> [WHAT NEEDS TO BE DONE]
Every line from the line containing "Extract the chart's" through the final line below is to be repeated exactly; no other line is.

==== DATA FOR THIS EXERCISE ====

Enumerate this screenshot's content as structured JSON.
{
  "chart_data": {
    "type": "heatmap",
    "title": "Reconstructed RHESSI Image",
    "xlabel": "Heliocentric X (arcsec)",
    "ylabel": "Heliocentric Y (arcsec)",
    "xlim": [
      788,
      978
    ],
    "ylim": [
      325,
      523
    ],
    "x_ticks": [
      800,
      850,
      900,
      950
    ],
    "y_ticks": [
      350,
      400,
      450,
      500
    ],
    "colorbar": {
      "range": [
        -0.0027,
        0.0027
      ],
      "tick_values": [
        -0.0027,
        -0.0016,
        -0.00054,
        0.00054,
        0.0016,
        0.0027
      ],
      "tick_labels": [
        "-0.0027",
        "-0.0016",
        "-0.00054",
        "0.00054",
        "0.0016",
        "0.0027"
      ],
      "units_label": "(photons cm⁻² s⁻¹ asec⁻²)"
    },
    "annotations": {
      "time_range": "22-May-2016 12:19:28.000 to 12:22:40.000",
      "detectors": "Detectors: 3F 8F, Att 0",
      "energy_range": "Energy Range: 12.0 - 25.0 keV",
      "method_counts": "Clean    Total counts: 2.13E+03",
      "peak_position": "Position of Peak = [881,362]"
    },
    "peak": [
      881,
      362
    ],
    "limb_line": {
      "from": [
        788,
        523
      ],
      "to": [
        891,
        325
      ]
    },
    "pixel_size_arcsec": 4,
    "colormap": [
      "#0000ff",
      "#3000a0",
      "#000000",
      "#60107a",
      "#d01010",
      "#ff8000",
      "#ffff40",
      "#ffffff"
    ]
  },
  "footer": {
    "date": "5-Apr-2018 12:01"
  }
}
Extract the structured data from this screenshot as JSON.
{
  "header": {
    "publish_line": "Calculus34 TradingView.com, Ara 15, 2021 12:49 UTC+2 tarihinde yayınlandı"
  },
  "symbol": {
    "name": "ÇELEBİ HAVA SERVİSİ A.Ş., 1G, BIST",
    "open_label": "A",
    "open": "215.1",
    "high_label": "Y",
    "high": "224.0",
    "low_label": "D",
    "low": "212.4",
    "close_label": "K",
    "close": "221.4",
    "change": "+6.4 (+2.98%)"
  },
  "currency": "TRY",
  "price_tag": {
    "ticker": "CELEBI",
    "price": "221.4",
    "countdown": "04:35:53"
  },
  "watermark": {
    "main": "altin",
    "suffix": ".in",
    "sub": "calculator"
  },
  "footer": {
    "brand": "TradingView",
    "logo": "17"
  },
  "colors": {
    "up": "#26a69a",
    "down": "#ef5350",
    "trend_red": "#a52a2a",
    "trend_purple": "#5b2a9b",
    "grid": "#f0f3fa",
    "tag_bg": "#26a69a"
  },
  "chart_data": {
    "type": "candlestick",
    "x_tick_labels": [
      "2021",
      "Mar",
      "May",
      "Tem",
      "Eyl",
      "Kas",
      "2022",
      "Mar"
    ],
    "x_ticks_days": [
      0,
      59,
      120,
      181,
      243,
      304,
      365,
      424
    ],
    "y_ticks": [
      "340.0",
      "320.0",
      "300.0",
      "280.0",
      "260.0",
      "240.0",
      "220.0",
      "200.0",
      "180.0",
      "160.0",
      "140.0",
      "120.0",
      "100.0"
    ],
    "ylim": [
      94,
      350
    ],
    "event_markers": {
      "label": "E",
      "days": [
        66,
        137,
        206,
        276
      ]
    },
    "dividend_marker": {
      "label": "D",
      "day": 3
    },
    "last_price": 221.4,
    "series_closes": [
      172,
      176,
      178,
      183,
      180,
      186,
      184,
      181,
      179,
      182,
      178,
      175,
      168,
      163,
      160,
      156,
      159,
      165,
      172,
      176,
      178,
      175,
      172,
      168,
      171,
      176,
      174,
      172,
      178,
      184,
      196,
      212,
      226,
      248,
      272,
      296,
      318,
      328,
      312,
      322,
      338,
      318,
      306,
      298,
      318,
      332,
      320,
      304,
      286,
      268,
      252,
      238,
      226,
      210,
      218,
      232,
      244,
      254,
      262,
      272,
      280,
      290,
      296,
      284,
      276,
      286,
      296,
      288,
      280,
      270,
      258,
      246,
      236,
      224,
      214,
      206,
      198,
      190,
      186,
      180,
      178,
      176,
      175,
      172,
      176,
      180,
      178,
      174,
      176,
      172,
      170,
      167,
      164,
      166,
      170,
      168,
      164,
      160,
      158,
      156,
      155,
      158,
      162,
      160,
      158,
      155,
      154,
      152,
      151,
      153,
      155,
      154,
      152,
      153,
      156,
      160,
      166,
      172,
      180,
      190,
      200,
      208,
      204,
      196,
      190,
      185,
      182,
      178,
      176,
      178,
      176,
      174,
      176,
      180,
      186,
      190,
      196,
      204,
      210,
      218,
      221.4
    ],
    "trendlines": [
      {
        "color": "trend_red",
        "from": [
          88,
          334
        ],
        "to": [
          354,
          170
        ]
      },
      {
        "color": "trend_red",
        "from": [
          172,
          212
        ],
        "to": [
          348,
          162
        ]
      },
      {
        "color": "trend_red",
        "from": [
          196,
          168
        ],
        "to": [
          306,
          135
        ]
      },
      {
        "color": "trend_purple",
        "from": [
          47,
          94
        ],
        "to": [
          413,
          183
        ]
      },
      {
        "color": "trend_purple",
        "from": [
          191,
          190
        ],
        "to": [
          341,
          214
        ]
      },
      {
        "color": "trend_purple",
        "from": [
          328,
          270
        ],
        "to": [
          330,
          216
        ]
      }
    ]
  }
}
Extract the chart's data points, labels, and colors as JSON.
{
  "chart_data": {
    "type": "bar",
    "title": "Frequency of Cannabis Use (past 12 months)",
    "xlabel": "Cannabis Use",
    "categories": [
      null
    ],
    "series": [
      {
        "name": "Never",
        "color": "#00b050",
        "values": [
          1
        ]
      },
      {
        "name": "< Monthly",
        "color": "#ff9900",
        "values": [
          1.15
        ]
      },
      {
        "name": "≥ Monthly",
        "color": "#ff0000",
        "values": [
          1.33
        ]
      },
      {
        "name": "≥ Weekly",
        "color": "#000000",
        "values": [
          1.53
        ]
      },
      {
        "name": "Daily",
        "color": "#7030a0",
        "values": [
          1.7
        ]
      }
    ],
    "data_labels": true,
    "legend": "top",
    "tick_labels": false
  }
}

====

> [FULL ANSWER]
Extract the chart's data points, labels, and colors as JSON.
{
  "chart_data": {
    "type": "bar",
    "title": "Frequency of Cannabis Use (past 12 months)",
    "xlabel": "Cannabis Use",
    "categories": [
      null
    ],
    "series": [
      {
        "name": "Never",
        "color": "#00b050",
        "values": [
          1
        ]
      },
      {
        "name": "< Monthly",
        "color": "#ff9900",
        "values": [
          1.15
        ]
      },
      {
        "name": "≥ Monthly",
        "color": "#ff0000",
        "values": [
          1.33
        ]
      },
      {
        "name": "≥ Weekly",
        "color": "#000000",
        "values": [
          1.53
        ]
      },
      {
        "name": "Daily",
        "color": "#7030a0",
        "values": [
          1.7
        ]
      }
    ],
    "data_labels": true,
    "legend": "top",
    "tick_labels": false
  }
}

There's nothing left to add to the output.